# SOURCE DATA
┌──
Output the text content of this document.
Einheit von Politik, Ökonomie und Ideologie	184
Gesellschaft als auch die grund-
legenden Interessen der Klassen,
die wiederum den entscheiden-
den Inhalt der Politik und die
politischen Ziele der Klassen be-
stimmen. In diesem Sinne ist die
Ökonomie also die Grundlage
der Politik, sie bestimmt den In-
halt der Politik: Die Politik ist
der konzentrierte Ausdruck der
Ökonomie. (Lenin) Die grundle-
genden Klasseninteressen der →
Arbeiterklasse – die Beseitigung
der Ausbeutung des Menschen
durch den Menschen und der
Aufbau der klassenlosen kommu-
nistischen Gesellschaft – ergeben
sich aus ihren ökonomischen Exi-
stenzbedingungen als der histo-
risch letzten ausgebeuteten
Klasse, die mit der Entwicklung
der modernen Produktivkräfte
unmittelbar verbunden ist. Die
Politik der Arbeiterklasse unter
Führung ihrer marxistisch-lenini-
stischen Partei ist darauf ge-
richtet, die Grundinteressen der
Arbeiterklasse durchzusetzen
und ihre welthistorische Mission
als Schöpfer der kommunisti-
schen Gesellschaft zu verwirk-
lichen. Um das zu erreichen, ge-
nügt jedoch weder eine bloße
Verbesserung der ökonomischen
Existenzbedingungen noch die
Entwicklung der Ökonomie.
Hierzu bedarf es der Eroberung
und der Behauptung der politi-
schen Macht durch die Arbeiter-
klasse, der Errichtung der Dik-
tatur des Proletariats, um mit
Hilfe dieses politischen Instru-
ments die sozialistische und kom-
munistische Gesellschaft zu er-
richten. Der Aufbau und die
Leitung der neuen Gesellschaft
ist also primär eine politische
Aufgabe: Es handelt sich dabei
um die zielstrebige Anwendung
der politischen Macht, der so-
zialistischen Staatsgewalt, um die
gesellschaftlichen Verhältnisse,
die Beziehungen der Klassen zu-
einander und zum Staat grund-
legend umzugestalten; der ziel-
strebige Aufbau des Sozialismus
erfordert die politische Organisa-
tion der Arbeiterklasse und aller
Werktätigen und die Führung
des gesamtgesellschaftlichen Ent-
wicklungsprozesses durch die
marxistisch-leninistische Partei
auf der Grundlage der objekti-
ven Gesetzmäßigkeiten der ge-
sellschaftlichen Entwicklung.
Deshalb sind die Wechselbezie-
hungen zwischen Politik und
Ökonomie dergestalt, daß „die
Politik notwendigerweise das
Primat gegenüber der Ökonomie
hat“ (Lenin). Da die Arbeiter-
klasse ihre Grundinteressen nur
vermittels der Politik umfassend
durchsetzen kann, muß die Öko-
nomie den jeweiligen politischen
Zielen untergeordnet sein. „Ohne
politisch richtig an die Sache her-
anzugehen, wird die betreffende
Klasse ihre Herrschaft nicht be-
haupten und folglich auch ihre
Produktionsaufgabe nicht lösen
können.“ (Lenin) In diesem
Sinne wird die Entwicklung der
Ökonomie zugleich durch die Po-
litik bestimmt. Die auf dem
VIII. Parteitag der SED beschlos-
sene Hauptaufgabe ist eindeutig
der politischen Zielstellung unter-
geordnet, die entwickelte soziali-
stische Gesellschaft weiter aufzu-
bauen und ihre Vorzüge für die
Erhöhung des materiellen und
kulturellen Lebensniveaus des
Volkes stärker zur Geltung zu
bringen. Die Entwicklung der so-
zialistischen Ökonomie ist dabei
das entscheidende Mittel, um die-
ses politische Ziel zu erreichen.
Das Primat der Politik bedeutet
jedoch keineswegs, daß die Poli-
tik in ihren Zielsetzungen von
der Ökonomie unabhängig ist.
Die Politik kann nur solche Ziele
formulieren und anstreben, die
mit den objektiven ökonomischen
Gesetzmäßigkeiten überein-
└──
Locate all lines holding the word "Primat", then copy them out.

Primat gegenüber der Ökonomie
Das Primat der Politik bedeutet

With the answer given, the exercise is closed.